[Data items]
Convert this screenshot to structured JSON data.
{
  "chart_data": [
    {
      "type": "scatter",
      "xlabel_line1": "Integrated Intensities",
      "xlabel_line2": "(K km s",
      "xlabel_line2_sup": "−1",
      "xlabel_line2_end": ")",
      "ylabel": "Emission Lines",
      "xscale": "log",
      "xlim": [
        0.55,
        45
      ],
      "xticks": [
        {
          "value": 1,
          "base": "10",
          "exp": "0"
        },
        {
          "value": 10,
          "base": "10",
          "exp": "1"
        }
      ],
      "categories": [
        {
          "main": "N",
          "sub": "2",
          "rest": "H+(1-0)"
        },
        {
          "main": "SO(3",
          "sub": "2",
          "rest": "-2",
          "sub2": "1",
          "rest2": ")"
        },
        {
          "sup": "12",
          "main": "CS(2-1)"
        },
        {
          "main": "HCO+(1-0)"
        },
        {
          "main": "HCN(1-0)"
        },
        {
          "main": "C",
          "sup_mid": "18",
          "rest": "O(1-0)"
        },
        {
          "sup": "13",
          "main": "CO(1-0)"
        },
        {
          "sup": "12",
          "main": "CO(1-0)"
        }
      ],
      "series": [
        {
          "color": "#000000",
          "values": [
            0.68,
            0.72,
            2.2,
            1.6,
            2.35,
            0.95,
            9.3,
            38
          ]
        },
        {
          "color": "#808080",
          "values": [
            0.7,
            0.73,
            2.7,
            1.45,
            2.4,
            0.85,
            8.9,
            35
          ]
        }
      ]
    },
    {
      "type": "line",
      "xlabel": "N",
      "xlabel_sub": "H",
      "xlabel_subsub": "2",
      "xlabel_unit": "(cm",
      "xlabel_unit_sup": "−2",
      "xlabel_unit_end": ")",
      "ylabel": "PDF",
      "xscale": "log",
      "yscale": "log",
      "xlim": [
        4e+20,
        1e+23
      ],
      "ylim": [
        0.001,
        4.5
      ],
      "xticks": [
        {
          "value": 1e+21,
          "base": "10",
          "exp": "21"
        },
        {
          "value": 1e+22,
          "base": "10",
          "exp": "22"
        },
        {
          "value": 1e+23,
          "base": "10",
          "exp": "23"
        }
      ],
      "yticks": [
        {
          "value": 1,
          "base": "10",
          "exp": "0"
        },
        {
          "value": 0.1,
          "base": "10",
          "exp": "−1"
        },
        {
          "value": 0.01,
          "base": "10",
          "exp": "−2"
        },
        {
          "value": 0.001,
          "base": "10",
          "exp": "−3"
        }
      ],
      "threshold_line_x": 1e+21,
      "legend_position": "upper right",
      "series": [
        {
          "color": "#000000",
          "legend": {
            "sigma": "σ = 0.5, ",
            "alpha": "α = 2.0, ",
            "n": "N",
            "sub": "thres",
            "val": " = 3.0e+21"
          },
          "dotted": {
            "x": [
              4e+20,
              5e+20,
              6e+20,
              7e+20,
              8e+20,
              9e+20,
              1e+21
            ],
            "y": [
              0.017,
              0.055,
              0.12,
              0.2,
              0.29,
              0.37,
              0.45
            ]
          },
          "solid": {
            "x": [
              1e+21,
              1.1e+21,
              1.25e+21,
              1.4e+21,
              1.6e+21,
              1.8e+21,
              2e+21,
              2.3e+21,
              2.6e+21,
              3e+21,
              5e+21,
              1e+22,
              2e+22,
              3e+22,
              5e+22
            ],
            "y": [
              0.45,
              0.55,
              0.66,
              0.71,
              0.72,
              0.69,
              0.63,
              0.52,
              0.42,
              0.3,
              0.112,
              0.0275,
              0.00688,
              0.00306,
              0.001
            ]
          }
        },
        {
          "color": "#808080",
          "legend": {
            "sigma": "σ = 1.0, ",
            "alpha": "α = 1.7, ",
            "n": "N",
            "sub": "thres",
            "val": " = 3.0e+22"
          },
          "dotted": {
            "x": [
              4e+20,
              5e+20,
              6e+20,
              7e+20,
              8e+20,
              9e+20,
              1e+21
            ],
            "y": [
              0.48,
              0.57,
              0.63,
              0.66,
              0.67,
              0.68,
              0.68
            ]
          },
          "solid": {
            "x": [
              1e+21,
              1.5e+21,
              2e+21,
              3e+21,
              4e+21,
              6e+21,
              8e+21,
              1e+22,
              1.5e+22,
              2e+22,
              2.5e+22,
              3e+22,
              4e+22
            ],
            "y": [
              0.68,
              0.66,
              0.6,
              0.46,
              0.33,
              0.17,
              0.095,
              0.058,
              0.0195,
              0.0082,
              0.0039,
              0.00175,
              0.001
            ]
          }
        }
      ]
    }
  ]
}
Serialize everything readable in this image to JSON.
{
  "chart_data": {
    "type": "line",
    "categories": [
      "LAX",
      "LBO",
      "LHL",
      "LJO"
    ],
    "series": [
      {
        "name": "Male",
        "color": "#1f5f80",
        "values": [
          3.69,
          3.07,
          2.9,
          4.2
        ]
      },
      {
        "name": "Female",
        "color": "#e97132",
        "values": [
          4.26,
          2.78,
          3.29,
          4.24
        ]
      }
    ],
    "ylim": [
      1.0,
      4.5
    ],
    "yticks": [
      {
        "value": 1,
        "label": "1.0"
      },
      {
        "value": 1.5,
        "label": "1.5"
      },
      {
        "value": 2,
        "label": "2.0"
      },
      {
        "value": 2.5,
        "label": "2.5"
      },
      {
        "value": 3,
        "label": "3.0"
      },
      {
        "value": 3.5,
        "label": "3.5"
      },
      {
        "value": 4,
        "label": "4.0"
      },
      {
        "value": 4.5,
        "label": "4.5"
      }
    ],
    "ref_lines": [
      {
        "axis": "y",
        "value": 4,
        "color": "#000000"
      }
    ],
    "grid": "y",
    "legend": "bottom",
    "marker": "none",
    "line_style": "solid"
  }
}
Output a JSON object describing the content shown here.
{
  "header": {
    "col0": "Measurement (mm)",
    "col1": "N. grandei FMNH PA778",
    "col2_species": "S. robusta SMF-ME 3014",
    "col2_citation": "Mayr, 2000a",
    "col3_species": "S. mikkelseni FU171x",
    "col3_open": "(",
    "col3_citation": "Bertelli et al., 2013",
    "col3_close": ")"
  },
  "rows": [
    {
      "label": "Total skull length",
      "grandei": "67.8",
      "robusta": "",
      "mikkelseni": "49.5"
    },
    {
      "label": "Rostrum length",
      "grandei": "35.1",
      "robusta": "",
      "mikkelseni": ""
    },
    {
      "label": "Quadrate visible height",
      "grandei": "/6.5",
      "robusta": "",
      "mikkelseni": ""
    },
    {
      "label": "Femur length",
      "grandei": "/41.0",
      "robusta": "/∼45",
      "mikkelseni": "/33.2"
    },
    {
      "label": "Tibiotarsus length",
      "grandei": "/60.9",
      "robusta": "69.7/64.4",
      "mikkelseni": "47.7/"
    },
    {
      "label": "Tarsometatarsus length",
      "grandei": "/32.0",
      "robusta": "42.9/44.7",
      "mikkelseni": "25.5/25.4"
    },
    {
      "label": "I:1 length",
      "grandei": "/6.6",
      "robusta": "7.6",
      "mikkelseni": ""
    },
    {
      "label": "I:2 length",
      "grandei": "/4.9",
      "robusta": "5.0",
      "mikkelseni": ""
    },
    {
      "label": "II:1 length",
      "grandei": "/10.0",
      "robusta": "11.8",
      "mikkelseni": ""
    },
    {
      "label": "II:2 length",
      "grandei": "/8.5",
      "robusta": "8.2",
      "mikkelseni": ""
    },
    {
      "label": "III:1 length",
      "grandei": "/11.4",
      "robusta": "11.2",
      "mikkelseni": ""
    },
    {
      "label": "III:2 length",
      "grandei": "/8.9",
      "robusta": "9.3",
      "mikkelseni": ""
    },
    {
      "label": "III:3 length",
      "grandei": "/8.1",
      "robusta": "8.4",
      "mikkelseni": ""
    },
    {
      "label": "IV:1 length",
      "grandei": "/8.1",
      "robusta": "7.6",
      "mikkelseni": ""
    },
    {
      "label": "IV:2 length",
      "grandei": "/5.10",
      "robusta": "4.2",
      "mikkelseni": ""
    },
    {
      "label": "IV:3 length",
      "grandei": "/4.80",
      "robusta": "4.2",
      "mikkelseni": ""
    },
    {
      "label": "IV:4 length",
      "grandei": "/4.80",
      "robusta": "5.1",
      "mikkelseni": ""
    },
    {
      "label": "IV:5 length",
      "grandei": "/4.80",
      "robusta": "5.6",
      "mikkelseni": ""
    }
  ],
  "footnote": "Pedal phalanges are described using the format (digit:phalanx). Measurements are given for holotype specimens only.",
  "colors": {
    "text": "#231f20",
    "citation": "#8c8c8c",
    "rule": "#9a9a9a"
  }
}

- **EXERCISE TASK**
Take every line from the records above that has the word "main" and copy it.

- **RESULT FOR THIS EXERCISE**
          "main": "N",
          "main": "SO(3",
          "main": "CS(2-1)"
          "main": "HCO+(1-0)"
          "main": "HCN(1-0)"
          "main": "C",
          "main": "CO(1-0)"
          "main": "CO(1-0)"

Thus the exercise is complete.